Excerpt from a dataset

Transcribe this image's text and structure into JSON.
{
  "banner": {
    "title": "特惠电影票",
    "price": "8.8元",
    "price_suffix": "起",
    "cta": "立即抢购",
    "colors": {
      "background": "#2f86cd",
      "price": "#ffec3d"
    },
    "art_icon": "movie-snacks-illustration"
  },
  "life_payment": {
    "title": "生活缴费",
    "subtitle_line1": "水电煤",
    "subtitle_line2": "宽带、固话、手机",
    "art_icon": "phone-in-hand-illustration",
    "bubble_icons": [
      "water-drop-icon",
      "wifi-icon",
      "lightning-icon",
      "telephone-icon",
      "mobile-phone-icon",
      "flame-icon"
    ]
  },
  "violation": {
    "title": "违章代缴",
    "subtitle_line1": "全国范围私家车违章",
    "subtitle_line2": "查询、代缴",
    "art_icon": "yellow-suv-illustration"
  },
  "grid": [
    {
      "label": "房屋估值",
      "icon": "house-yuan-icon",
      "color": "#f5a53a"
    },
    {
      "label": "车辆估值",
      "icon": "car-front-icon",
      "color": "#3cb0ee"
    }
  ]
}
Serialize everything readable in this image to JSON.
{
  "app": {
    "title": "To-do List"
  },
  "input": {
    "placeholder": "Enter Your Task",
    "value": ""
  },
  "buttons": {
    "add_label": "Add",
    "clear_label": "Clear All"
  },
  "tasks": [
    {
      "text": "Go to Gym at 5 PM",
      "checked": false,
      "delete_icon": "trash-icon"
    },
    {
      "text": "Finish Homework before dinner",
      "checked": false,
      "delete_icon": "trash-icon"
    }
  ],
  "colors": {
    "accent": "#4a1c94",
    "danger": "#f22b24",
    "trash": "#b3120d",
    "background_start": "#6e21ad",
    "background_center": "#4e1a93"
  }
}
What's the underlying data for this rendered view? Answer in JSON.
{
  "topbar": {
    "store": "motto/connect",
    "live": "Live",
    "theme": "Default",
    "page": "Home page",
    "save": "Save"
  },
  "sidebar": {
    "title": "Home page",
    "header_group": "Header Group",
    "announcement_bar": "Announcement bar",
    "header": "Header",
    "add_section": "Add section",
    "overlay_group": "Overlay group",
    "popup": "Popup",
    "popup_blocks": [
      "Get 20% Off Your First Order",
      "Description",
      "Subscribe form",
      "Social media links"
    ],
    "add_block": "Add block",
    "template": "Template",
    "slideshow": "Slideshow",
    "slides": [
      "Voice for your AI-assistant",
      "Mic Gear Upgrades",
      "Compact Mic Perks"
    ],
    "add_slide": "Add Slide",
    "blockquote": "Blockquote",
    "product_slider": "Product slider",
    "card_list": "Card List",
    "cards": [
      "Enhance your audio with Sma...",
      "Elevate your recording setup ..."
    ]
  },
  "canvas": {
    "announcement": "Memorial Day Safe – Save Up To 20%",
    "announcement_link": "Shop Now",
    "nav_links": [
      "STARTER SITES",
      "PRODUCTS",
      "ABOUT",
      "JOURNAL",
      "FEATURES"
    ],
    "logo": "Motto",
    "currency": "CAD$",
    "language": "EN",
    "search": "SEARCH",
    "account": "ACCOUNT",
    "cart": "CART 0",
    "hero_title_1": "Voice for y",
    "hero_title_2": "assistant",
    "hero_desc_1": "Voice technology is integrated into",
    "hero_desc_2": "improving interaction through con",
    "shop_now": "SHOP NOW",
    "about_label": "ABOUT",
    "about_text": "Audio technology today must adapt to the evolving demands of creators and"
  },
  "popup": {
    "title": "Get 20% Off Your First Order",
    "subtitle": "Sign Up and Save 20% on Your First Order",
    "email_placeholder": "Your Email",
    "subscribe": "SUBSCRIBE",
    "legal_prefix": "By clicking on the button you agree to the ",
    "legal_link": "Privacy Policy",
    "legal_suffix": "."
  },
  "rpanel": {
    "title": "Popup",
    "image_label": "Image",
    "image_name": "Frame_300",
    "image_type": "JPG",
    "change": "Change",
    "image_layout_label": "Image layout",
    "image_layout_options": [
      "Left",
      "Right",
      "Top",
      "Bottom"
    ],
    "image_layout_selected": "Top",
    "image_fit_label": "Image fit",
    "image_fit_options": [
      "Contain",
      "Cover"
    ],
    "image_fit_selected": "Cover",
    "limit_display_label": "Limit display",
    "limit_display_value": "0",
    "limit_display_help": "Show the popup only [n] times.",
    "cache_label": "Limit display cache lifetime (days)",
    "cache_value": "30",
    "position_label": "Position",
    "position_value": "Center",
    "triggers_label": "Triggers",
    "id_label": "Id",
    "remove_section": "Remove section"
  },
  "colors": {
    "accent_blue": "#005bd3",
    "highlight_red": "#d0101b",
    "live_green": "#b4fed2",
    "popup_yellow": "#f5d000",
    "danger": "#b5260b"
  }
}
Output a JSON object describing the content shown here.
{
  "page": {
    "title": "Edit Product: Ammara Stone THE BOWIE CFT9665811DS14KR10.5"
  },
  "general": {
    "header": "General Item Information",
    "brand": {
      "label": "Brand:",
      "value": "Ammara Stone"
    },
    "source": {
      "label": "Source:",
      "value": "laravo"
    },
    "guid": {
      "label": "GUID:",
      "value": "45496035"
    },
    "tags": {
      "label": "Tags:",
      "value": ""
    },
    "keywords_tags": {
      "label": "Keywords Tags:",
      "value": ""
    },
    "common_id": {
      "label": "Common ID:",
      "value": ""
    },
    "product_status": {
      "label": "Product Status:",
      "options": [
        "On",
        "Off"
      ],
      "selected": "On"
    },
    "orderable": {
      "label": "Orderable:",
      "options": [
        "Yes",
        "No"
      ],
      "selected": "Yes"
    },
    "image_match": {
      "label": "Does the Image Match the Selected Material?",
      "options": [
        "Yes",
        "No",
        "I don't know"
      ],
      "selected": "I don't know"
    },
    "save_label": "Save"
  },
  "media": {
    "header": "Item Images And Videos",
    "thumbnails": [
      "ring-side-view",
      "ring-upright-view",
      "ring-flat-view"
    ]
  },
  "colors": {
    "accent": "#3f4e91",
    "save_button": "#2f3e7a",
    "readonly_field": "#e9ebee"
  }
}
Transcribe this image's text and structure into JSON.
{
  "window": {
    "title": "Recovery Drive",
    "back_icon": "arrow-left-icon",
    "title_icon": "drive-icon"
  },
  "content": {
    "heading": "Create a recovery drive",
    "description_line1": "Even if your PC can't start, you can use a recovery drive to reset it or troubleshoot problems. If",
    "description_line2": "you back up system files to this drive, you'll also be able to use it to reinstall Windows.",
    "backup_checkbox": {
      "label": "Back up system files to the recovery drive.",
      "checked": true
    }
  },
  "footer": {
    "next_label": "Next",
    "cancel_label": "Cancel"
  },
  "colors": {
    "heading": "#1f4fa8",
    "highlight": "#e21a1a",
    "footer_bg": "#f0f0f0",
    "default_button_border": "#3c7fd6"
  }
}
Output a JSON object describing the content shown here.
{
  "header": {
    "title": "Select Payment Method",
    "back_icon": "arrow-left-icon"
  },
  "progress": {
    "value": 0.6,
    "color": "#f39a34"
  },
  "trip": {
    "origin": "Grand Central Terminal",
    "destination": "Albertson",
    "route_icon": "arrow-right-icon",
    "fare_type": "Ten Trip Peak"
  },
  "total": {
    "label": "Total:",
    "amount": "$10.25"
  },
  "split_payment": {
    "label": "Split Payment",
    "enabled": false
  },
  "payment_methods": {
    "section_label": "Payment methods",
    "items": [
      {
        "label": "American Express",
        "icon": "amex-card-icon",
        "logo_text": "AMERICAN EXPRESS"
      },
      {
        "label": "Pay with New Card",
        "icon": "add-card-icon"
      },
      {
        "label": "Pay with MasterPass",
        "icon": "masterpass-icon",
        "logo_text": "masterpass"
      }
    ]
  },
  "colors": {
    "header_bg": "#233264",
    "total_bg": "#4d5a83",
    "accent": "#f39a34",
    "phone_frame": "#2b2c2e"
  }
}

WHAT YOU HAVE TO DO. Pick out the lines containing the string "Stone" and show them.

EXERCISE SOLUTION.
    "title": "Edit Product: Ammara Stone THE BOWIE CFT9665811DS14KR10.5"
      "value": "Ammara Stone"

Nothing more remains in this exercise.